BEGIN Supplied material
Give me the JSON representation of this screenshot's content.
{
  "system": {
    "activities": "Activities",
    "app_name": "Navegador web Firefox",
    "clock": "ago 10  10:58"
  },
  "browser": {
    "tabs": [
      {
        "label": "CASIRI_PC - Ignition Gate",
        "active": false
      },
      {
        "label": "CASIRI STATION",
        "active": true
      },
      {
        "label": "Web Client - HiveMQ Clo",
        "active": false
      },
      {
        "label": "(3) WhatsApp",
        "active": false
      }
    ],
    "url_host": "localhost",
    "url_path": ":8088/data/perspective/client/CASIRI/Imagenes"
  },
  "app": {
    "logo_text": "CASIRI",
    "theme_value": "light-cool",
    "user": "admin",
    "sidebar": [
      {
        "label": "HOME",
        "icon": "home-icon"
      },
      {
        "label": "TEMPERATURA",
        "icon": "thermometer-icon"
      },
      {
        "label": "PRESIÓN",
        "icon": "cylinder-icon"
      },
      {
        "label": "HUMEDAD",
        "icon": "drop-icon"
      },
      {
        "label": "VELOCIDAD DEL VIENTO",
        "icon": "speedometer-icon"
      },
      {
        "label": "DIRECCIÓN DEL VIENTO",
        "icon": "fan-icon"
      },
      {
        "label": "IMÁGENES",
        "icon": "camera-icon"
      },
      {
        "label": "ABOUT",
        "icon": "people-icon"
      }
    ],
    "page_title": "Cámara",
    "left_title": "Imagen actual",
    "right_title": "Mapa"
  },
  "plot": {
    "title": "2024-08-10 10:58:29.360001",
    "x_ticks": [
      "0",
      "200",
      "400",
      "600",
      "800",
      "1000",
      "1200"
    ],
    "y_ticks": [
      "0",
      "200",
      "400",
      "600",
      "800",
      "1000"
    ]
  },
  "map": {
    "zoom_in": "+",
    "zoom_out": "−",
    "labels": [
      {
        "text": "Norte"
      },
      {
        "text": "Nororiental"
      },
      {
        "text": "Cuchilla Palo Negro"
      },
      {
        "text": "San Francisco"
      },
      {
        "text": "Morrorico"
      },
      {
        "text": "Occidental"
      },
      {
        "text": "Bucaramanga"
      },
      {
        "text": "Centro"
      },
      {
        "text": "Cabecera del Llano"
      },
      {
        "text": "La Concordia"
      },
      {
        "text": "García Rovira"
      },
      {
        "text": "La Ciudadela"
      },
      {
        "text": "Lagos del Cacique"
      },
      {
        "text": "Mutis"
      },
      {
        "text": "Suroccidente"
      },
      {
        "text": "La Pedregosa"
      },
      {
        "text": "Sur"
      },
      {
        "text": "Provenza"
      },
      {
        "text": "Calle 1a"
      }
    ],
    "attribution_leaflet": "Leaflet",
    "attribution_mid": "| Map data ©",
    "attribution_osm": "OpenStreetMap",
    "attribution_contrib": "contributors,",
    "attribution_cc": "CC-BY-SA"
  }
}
END Supplied material
Exercise instructions
Could you retype all of the records above exactly as they appear?

Solution to this exercise
Give me the JSON representation of this screenshot's content.
{
  "system": {
    "activities": "Activities",
    "app_name": "Navegador web Firefox",
    "clock": "ago 10  10:58"
  },
  "browser": {
    "tabs": [
      {
        "label": "CASIRI_PC - Ignition Gate",
        "active": false
      },
      {
        "label": "CASIRI STATION",
        "active": true
      },
      {
        "label": "Web Client - HiveMQ Clo",
        "active": false
      },
      {
        "label": "(3) WhatsApp",
        "active": false
      }
    ],
    "url_host": "localhost",
    "url_path": ":8088/data/perspective/client/CASIRI/Imagenes"
  },
  "app": {
    "logo_text": "CASIRI",
    "theme_value": "light-cool",
    "user": "admin",
    "sidebar": [
      {
        "label": "HOME",
        "icon": "home-icon"
      },
      {
        "label": "TEMPERATURA",
        "icon": "thermometer-icon"
      },
      {
        "label": "PRESIÓN",
        "icon": "cylinder-icon"
      },
      {
        "label": "HUMEDAD",
        "icon": "drop-icon"
      },
      {
        "label": "VELOCIDAD DEL VIENTO",
        "icon": "speedometer-icon"
      },
      {
        "label": "DIRECCIÓN DEL VIENTO",
        "icon": "fan-icon"
      },
      {
        "label": "IMÁGENES",
        "icon": "camera-icon"
      },
      {
        "label": "ABOUT",
        "icon": "people-icon"
      }
    ],
    "page_title": "Cámara",
    "left_title": "Imagen actual",
    "right_title": "Mapa"
  },
  "plot": {
    "title": "2024-08-10 10:58:29.360001",
    "x_ticks": [
      "0",
      "200",
      "400",
      "600",
      "800",
      "1000",
      "1200"
    ],
    "y_ticks": [
      "0",
      "200",
      "400",
      "600",
      "800",
      "1000"
    ]
  },
  "map": {
    "zoom_in": "+",
    "zoom_out": "−",
    "labels": [
      {
        "text": "Norte"
      },
      {
        "text": "Nororiental"
      },
      {
        "text": "Cuchilla Palo Negro"
      },
      {
        "text": "San Francisco"
      },
      {
        "text": "Morrorico"
      },
      {
        "text": "Occidental"
      },
      {
        "text": "Bucaramanga"
      },
      {
        "text": "Centro"
      },
      {
        "text": "Cabecera del Llano"
      },
      {
        "text": "La Concordia"
      },
      {
        "text": "García Rovira"
      },
      {
        "text": "La Ciudadela"
      },
      {
        "text": "Lagos del Cacique"
      },
      {
        "text": "Mutis"
      },
      {
        "text": "Suroccidente"
      },
      {
        "text": "La Pedregosa"
      },
      {
        "text": "Sur"
      },
      {
        "text": "Provenza"
      },
      {
        "text": "Calle 1a"
      }
    ],
    "attribution_leaflet": "Leaflet",
    "attribution_mid": "| Map data ©",
    "attribution_osm": "OpenStreetMap",
    "attribution_contrib": "contributors,",
    "attribution_cc": "CC-BY-SA"
  }
}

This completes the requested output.